WHAT NEEDS TO BE DONE |
Every line below that contains "هزینه" is to be copied.

EXCERPTED DATA |

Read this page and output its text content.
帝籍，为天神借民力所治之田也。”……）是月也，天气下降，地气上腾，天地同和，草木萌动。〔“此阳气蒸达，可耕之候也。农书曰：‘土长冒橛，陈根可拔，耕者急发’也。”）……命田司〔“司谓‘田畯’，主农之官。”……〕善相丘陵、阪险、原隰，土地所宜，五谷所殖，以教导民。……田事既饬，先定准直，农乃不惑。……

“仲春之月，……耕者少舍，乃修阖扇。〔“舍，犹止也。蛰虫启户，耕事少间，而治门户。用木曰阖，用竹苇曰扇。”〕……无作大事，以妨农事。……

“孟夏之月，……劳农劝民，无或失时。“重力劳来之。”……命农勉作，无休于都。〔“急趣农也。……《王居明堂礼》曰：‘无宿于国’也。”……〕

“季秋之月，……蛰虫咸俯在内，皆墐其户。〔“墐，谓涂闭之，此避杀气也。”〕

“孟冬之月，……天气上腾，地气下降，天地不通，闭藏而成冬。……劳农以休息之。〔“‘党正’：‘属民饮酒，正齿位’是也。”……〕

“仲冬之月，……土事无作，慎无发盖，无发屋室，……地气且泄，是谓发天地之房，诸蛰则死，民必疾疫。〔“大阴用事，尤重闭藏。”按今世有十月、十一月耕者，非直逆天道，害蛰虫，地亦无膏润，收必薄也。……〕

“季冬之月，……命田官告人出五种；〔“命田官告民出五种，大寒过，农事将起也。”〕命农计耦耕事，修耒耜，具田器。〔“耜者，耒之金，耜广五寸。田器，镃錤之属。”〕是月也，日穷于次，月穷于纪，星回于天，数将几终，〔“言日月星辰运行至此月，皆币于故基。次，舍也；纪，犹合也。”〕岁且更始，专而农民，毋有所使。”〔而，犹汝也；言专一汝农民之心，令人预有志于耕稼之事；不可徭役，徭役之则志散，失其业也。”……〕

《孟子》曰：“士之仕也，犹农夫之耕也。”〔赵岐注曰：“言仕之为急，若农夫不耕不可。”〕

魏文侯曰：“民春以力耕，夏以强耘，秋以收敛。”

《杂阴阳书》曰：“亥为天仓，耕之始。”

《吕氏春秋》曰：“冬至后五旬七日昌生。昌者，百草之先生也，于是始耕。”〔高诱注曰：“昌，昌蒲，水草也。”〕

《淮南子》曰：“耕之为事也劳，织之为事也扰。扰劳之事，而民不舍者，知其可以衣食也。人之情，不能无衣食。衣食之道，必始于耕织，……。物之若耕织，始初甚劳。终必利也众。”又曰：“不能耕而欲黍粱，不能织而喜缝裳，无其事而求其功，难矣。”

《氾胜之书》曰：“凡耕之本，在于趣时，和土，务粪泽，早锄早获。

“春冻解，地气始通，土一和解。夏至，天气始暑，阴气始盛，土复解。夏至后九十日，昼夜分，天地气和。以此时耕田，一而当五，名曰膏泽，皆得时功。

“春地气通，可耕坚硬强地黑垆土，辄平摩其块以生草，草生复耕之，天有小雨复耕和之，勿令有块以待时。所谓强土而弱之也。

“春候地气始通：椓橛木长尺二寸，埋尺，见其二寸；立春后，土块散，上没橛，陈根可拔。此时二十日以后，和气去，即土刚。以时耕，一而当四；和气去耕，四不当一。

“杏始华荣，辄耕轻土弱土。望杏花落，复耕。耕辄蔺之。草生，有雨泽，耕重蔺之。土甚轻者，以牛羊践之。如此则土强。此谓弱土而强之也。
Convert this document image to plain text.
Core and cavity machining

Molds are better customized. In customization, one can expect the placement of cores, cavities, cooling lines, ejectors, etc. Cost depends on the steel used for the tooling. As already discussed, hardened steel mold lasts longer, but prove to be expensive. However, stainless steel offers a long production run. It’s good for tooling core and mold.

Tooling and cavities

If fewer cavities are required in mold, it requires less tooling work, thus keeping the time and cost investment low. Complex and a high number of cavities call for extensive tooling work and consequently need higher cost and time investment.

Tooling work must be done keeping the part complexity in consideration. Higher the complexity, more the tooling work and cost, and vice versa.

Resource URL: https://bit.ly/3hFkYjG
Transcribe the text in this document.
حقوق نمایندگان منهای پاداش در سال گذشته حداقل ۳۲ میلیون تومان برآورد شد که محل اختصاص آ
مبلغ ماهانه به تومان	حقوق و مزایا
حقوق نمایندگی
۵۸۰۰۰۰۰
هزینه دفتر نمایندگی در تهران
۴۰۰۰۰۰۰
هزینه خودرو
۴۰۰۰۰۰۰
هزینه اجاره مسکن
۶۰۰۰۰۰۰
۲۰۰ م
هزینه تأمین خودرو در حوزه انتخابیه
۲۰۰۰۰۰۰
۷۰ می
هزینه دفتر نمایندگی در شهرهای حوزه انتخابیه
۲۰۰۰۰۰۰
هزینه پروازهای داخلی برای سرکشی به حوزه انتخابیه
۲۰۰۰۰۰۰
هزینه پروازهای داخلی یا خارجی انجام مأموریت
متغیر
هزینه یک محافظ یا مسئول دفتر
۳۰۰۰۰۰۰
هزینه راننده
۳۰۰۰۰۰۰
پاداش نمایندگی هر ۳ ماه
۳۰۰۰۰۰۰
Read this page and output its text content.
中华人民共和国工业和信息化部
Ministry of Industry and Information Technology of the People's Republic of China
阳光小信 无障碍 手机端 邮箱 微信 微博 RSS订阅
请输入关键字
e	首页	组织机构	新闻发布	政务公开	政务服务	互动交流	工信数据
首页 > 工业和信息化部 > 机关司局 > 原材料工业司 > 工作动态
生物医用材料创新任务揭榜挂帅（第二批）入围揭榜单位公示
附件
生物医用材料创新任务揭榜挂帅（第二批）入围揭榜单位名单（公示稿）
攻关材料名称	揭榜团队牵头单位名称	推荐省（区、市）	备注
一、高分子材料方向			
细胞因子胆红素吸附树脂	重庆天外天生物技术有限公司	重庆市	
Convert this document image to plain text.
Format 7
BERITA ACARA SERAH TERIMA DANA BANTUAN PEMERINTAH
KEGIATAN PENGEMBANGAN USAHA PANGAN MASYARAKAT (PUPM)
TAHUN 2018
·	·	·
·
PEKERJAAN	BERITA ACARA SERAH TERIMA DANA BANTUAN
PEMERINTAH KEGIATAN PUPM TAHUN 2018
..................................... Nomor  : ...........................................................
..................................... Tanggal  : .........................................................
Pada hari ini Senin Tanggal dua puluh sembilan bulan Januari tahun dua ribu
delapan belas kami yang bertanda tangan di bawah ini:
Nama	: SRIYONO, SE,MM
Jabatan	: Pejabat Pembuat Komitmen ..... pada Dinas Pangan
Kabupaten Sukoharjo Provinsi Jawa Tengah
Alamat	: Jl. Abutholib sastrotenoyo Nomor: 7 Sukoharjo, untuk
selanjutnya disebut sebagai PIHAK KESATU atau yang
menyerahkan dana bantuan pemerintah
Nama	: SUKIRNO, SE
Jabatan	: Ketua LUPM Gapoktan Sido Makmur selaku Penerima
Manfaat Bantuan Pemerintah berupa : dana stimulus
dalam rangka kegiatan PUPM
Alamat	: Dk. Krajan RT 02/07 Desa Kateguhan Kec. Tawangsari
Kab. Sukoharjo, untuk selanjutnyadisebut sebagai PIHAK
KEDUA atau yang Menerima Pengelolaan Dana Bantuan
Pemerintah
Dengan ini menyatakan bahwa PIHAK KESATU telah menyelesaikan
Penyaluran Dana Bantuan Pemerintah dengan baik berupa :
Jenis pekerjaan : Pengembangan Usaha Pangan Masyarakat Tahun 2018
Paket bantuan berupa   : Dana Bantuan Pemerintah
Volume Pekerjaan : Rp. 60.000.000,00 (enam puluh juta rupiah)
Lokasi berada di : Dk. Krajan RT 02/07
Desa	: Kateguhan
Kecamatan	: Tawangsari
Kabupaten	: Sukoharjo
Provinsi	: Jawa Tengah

SOLUTION FOR THIS TASK |
هزینه دفتر نمایندگی در تهران
هزینه خودرو
هزینه اجاره مسکن
هزینه تأمین خودرو در حوزه انتخابیه
هزینه دفتر نمایندگی در شهرهای حوزه انتخابیه
هزینه پروازهای داخلی برای سرکشی به حوزه انتخابیه
هزینه پروازهای داخلی یا خارجی انجام مأموریت
هزینه یک محافظ یا مسئول دفتر
هزینه راننده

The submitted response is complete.